* [Material to process]:
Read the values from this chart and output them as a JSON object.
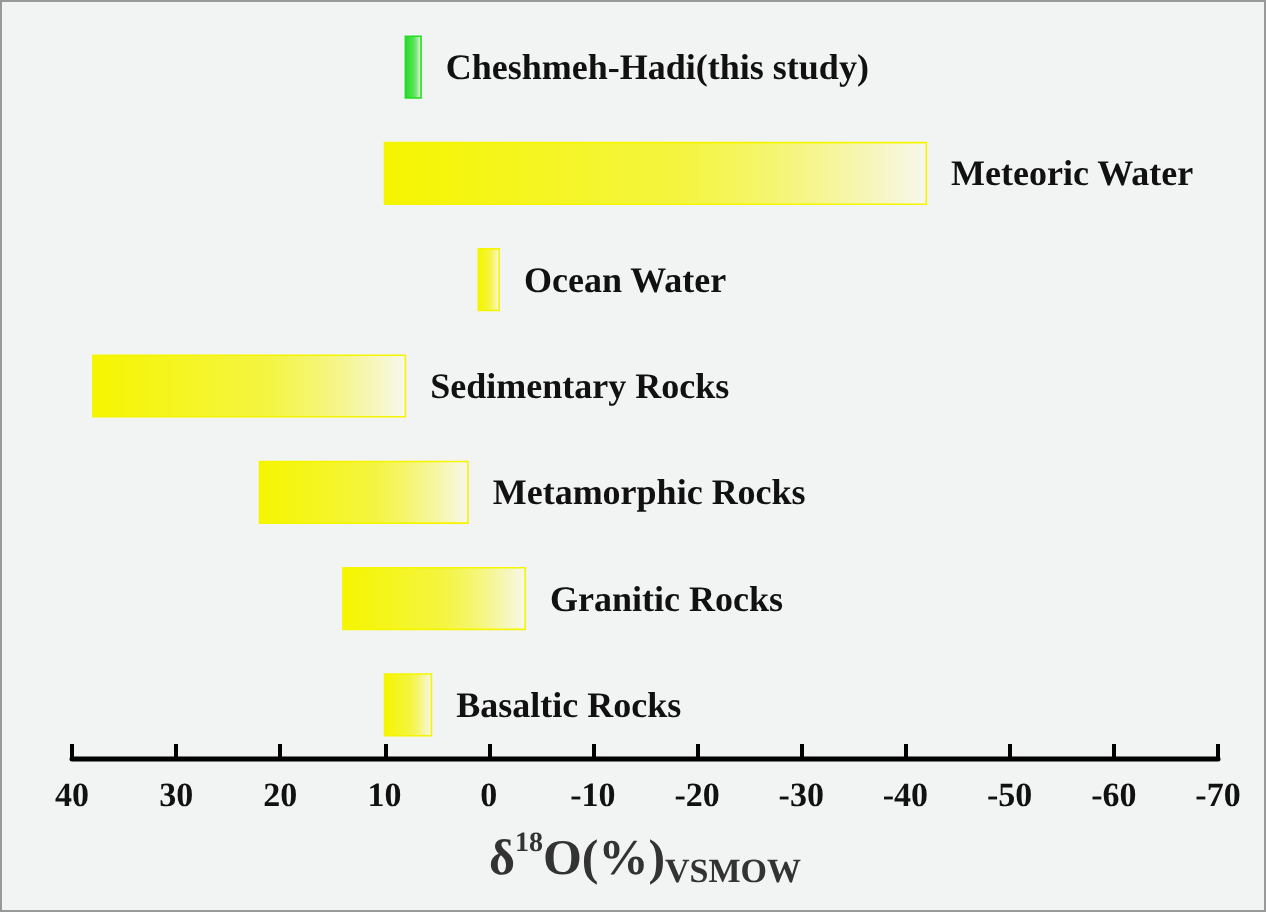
{
  "chart_data": {
    "type": "bar",
    "orientation": "horizontal",
    "categories": [
      "Cheshmeh-Hadi(this study)",
      "Meteoric Water",
      "Ocean Water",
      "Sedimentary Rocks",
      "Metamorphic Rocks",
      "Granitic Rocks",
      "Basaltic Rocks"
    ],
    "base": [
      6.5,
      -42,
      -1,
      8,
      2,
      -3.5,
      5.5
    ],
    "values": [
      1.5,
      52,
      2,
      30,
      20,
      17.5,
      4.5
    ],
    "colors": [
      "#22dd22",
      "#f5f500",
      "#f5f500",
      "#f5f500",
      "#f5f500",
      "#f5f500",
      "#f5f500"
    ],
    "xlim": [
      40,
      -70
    ],
    "xticks": [
      40,
      30,
      20,
      10,
      0,
      -10,
      -20,
      -30,
      -40,
      -50,
      -60,
      -70
    ],
    "xlabel": "δ$^{18}$O(%)$_{VSMOW}$",
    "tick_labels": "x",
    "grid": false
  }
}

* [Written request]: From the records, copy every line that has the string "values" in it.

* [Answer to this exercise]:
Read the values from this chart and output them as a JSON object.
    "values": [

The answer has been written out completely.